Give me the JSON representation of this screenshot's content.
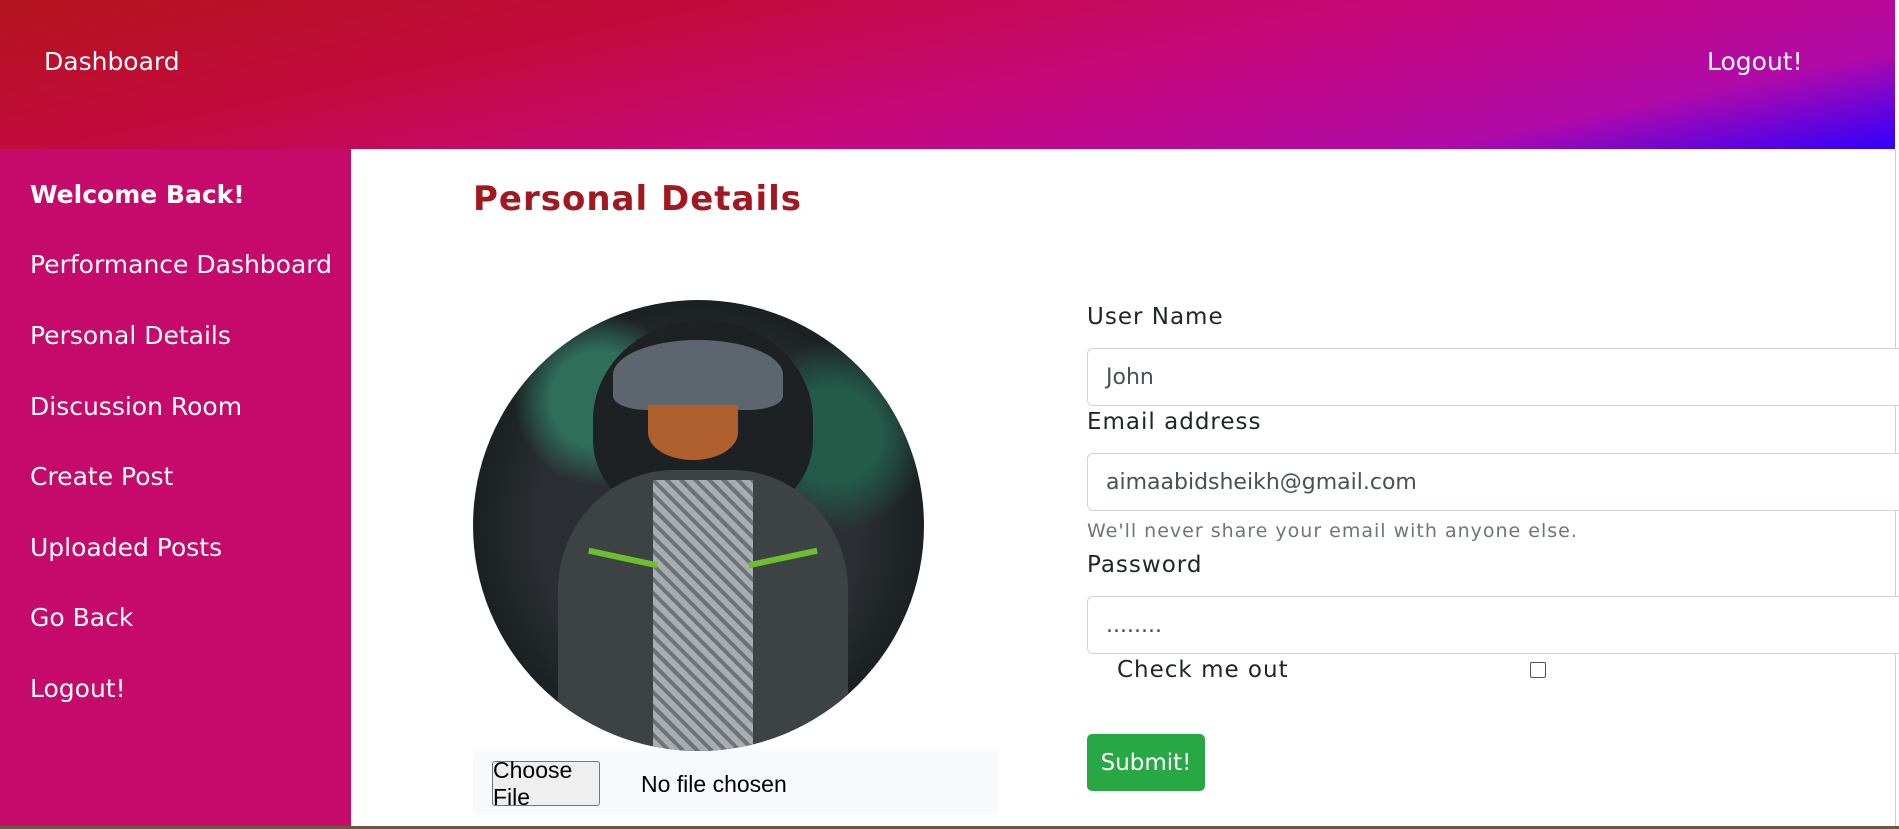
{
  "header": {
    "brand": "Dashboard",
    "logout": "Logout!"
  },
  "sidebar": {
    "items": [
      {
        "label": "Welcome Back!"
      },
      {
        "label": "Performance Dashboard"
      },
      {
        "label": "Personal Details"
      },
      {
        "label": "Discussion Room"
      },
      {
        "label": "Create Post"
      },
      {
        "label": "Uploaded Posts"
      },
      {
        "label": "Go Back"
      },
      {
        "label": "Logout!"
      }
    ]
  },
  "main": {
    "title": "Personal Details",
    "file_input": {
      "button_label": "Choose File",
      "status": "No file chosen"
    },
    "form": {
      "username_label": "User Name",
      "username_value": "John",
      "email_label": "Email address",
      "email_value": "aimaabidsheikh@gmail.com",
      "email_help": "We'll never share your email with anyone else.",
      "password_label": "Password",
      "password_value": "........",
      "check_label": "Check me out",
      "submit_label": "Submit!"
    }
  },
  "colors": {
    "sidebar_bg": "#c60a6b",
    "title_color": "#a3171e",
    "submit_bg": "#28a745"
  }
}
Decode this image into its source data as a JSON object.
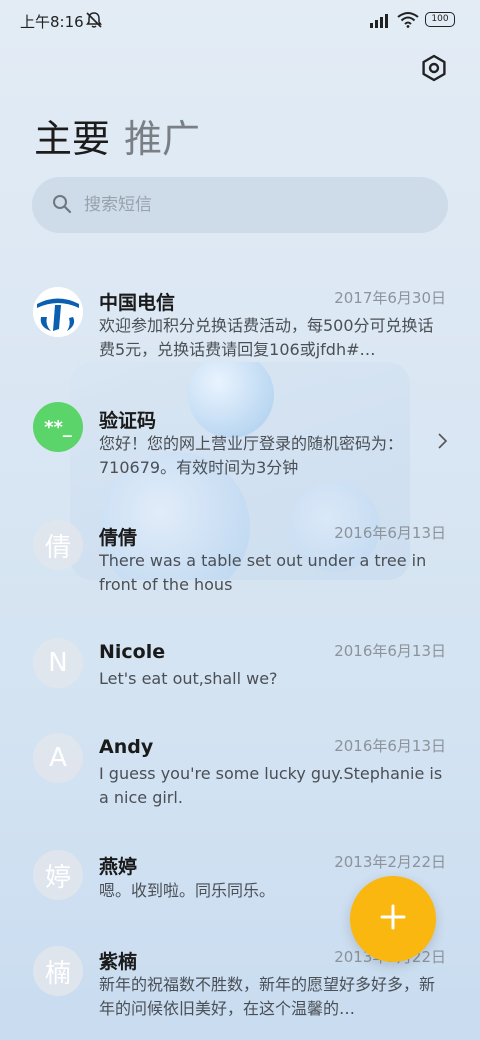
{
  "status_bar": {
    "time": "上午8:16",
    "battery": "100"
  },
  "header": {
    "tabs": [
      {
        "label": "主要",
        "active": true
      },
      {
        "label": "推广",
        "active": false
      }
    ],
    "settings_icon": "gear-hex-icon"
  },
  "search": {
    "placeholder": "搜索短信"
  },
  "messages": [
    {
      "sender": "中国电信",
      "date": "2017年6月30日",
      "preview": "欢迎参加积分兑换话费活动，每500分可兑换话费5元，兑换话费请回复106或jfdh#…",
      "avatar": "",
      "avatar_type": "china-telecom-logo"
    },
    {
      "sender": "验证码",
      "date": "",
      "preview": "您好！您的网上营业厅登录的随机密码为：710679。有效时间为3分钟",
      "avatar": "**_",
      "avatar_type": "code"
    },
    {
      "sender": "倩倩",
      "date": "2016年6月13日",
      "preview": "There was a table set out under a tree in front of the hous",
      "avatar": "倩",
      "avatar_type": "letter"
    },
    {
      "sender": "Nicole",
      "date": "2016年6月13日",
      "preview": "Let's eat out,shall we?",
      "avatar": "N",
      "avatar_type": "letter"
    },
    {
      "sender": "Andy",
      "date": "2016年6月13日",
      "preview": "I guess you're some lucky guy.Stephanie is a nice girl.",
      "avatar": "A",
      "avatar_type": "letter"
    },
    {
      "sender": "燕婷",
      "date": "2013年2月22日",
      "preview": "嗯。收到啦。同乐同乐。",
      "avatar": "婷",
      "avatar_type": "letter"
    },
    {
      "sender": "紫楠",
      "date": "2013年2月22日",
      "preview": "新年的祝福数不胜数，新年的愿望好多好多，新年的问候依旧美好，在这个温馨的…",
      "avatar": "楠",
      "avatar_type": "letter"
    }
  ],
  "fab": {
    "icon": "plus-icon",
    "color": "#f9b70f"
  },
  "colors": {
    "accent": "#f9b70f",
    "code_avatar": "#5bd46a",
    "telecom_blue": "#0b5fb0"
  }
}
######
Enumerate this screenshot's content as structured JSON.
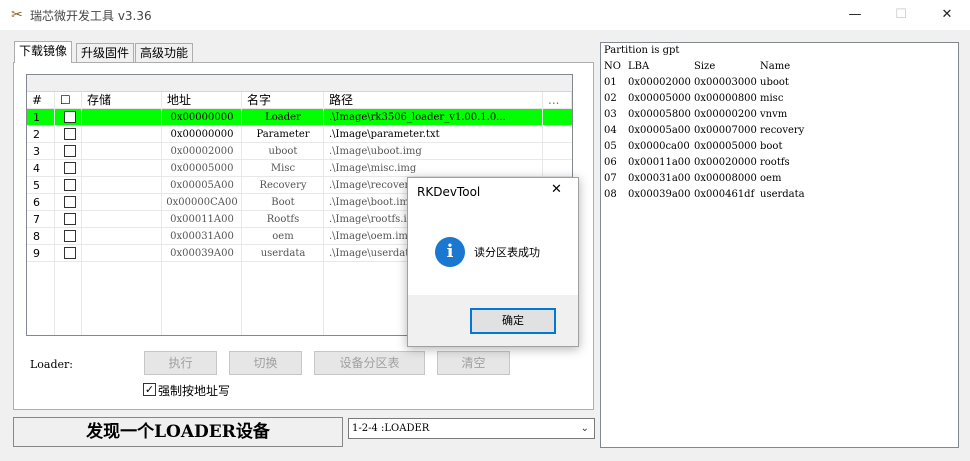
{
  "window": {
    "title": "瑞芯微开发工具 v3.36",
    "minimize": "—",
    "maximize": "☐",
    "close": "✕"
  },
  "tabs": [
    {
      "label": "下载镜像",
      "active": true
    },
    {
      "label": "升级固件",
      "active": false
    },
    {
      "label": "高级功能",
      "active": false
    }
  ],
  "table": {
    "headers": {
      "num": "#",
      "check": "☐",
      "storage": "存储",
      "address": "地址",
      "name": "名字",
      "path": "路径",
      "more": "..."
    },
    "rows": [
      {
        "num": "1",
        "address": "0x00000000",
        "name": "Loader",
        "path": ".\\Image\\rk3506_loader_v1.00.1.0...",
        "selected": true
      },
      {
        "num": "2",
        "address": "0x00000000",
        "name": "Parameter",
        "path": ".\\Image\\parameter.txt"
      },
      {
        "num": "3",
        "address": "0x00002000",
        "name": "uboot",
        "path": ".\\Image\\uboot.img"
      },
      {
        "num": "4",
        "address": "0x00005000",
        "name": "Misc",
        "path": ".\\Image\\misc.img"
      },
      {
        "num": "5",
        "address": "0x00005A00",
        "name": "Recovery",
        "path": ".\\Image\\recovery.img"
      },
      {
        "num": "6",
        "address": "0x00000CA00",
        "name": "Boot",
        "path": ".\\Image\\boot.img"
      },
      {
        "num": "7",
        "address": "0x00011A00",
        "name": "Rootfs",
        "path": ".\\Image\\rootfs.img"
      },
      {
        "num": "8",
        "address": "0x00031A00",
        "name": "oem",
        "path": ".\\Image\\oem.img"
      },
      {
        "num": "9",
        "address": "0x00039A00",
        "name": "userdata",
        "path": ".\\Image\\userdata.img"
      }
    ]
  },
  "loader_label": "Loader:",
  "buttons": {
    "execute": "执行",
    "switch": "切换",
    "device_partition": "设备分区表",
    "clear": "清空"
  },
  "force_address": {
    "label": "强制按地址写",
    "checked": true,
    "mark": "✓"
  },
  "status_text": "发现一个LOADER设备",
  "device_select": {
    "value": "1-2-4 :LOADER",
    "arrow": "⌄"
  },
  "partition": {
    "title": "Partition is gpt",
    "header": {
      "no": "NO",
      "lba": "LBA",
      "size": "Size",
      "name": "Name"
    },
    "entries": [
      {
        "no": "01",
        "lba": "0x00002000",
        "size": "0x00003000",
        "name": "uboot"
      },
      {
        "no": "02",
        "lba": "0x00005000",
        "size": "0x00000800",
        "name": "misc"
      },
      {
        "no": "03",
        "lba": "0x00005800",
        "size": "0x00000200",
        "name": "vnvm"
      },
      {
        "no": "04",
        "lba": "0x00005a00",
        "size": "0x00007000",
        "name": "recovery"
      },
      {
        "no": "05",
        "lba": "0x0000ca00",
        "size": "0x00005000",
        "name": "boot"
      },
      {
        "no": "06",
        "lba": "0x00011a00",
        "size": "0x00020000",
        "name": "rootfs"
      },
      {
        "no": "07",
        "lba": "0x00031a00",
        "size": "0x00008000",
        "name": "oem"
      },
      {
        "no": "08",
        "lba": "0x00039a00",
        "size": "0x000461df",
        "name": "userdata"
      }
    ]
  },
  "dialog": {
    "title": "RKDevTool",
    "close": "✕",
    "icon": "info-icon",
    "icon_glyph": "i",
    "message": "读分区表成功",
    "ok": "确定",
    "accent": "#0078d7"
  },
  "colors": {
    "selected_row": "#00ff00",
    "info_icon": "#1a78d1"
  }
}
######
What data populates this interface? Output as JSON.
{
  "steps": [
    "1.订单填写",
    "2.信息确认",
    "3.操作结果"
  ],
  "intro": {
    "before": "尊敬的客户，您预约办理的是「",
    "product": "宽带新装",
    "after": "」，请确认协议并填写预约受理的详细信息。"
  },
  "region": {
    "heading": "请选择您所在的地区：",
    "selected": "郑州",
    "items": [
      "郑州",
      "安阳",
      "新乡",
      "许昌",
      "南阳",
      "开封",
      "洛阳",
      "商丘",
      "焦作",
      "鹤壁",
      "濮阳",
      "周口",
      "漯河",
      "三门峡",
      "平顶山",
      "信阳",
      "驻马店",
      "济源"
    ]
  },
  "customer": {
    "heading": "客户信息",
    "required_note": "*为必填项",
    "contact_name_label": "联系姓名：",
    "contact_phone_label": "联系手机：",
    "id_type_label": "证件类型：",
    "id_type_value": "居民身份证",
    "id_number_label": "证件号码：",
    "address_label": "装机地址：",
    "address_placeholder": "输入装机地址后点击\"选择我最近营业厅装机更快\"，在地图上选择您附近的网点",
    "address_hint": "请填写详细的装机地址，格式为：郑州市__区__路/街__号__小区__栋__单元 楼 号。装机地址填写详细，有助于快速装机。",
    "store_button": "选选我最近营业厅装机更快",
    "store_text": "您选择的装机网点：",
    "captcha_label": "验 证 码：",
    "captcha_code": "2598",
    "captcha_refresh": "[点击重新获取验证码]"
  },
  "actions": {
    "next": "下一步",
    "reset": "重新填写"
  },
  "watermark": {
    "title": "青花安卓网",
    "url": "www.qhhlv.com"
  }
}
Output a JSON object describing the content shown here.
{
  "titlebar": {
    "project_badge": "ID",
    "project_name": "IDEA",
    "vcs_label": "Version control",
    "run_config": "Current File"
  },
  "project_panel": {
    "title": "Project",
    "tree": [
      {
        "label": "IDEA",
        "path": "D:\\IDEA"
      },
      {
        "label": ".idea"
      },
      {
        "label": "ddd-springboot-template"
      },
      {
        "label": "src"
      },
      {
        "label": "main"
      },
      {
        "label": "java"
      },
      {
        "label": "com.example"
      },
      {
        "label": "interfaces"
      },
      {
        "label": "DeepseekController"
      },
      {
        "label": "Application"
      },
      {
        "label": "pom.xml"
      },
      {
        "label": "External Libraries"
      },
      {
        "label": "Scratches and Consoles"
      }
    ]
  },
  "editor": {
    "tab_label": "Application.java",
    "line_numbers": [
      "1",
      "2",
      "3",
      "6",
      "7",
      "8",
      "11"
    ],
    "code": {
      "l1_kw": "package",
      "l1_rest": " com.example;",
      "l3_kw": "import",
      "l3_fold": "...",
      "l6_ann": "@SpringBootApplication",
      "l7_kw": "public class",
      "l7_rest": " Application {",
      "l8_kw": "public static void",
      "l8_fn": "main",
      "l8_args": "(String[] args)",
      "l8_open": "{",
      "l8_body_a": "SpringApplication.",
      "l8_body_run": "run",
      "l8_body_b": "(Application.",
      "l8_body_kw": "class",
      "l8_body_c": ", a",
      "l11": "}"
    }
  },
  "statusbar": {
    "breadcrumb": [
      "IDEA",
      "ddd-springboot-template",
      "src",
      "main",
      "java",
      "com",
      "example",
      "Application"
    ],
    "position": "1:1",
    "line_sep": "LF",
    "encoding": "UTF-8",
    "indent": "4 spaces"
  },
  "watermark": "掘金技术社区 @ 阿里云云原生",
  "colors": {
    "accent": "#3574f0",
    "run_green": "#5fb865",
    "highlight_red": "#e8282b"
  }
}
######
WHAT TO WORK ON:
Collect the lines of the data that carry the word "table".

REPLY:
      "preview": "There was a table set out under a tree in front of the hous",
  "table": {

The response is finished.